THE REQUEST: Write out the whole listing word for word.

DATA SECTION:

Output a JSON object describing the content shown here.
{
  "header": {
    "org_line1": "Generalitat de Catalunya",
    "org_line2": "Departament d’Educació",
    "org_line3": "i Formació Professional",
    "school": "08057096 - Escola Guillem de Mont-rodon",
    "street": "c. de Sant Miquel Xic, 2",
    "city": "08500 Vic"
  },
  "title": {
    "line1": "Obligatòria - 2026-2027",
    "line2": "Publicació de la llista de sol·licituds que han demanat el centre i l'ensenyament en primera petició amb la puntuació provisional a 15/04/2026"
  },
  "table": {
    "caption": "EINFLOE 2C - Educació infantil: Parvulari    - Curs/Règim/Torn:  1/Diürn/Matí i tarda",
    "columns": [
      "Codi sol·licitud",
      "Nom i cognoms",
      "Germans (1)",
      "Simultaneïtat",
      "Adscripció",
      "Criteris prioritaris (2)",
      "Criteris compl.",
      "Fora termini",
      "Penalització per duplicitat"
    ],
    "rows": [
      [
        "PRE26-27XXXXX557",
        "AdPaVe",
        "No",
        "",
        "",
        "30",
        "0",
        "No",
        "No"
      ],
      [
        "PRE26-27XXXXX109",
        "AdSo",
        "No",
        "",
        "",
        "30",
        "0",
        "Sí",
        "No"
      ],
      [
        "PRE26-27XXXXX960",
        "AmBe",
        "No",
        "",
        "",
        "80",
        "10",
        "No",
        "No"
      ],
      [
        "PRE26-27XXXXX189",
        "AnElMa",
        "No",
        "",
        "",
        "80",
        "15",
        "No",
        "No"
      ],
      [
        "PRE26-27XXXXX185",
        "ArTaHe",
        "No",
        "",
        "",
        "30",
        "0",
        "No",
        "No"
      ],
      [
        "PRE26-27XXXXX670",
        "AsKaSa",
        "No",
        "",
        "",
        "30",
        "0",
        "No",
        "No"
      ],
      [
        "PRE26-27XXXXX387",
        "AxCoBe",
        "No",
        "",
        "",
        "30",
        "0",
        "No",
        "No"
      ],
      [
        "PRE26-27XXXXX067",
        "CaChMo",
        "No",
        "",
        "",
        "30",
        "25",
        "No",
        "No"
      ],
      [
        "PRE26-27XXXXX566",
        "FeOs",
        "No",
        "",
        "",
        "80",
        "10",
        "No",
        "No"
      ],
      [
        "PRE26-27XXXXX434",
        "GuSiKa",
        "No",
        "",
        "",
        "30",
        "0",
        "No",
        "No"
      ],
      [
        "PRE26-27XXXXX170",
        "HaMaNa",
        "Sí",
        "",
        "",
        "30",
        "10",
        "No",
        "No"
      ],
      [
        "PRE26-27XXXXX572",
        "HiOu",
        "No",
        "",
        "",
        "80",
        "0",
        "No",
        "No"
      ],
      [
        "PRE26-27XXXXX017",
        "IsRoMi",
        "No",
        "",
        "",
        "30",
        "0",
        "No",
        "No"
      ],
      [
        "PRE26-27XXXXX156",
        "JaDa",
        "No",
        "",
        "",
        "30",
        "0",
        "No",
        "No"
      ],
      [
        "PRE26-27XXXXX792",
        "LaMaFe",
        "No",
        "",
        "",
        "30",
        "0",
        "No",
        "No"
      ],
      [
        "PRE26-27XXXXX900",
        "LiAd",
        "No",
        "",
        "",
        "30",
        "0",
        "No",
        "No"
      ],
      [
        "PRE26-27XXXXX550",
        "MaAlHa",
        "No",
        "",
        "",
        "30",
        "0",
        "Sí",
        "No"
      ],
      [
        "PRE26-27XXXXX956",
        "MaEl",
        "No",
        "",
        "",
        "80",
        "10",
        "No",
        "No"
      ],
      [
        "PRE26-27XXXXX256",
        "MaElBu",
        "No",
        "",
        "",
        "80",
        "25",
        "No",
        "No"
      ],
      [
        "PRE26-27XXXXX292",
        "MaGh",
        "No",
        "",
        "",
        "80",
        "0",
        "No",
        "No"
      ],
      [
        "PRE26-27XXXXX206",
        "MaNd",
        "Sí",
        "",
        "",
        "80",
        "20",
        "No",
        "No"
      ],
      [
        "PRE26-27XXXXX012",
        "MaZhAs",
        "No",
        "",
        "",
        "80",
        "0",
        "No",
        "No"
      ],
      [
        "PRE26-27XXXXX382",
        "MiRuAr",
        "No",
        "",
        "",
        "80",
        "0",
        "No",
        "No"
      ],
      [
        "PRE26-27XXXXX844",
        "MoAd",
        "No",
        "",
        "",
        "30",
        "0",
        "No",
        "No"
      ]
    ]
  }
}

SOLUTION TO THE EXERCISE:
Output a JSON object describing the content shown here.
{
  "header": {
    "org_line1": "Generalitat de Catalunya",
    "org_line2": "Departament d’Educació",
    "org_line3": "i Formació Professional",
    "school": "08057096 - Escola Guillem de Mont-rodon",
    "street": "c. de Sant Miquel Xic, 2",
    "city": "08500 Vic"
  },
  "title": {
    "line1": "Obligatòria - 2026-2027",
    "line2": "Publicació de la llista de sol·licituds que han demanat el centre i l'ensenyament en primera petició amb la puntuació provisional a 15/04/2026"
  },
  "table": {
    "caption": "EINFLOE 2C - Educació infantil: Parvulari    - Curs/Règim/Torn:  1/Diürn/Matí i tarda",
    "columns": [
      "Codi sol·licitud",
      "Nom i cognoms",
      "Germans (1)",
      "Simultaneïtat",
      "Adscripció",
      "Criteris prioritaris (2)",
      "Criteris compl.",
      "Fora termini",
      "Penalització per duplicitat"
    ],
    "rows": [
      [
        "PRE26-27XXXXX557",
        "AdPaVe",
        "No",
        "",
        "",
        "30",
        "0",
        "No",
        "No"
      ],
      [
        "PRE26-27XXXXX109",
        "AdSo",
        "No",
        "",
        "",
        "30",
        "0",
        "Sí",
        "No"
      ],
      [
        "PRE26-27XXXXX960",
        "AmBe",
        "No",
        "",
        "",
        "80",
        "10",
        "No",
        "No"
      ],
      [
        "PRE26-27XXXXX189",
        "AnElMa",
        "No",
        "",
        "",
        "80",
        "15",
        "No",
        "No"
      ],
      [
        "PRE26-27XXXXX185",
        "ArTaHe",
        "No",
        "",
        "",
        "30",
        "0",
        "No",
        "No"
      ],
      [
        "PRE26-27XXXXX670",
        "AsKaSa",
        "No",
        "",
        "",
        "30",
        "0",
        "No",
        "No"
      ],
      [
        "PRE26-27XXXXX387",
        "AxCoBe",
        "No",
        "",
        "",
        "30",
        "0",
        "No",
        "No"
      ],
      [
        "PRE26-27XXXXX067",
        "CaChMo",
        "No",
        "",
        "",
        "30",
        "25",
        "No",
        "No"
      ],
      [
        "PRE26-27XXXXX566",
        "FeOs",
        "No",
        "",
        "",
        "80",
        "10",
        "No",
        "No"
      ],
      [
        "PRE26-27XXXXX434",
        "GuSiKa",
        "No",
        "",
        "",
        "30",
        "0",
        "No",
        "No"
      ],
      [
        "PRE26-27XXXXX170",
        "HaMaNa",
        "Sí",
        "",
        "",
        "30",
        "10",
        "No",
        "No"
      ],
      [
        "PRE26-27XXXXX572",
        "HiOu",
        "No",
        "",
        "",
        "80",
        "0",
        "No",
        "No"
      ],
      [
        "PRE26-27XXXXX017",
        "IsRoMi",
        "No",
        "",
        "",
        "30",
        "0",
        "No",
        "No"
      ],
      [
        "PRE26-27XXXXX156",
        "JaDa",
        "No",
        "",
        "",
        "30",
        "0",
        "No",
        "No"
      ],
      [
        "PRE26-27XXXXX792",
        "LaMaFe",
        "No",
        "",
        "",
        "30",
        "0",
        "No",
        "No"
      ],
      [
        "PRE26-27XXXXX900",
        "LiAd",
        "No",
        "",
        "",
        "30",
        "0",
        "No",
        "No"
      ],
      [
        "PRE26-27XXXXX550",
        "MaAlHa",
        "No",
        "",
        "",
        "30",
        "0",
        "Sí",
        "No"
      ],
      [
        "PRE26-27XXXXX956",
        "MaEl",
        "No",
        "",
        "",
        "80",
        "10",
        "No",
        "No"
      ],
      [
        "PRE26-27XXXXX256",
        "MaElBu",
        "No",
        "",
        "",
        "80",
        "25",
        "No",
        "No"
      ],
      [
        "PRE26-27XXXXX292",
        "MaGh",
        "No",
        "",
        "",
        "80",
        "0",
        "No",
        "No"
      ],
      [
        "PRE26-27XXXXX206",
        "MaNd",
        "Sí",
        "",
        "",
        "80",
        "20",
        "No",
        "No"
      ],
      [
        "PRE26-27XXXXX012",
        "MaZhAs",
        "No",
        "",
        "",
        "80",
        "0",
        "No",
        "No"
      ],
      [
        "PRE26-27XXXXX382",
        "MiRuAr",
        "No",
        "",
        "",
        "80",
        "0",
        "No",
        "No"
      ],
      [
        "PRE26-27XXXXX844",
        "MoAd",
        "No",
        "",
        "",
        "30",
        "0",
        "No",
        "No"
      ]
    ]
  }
}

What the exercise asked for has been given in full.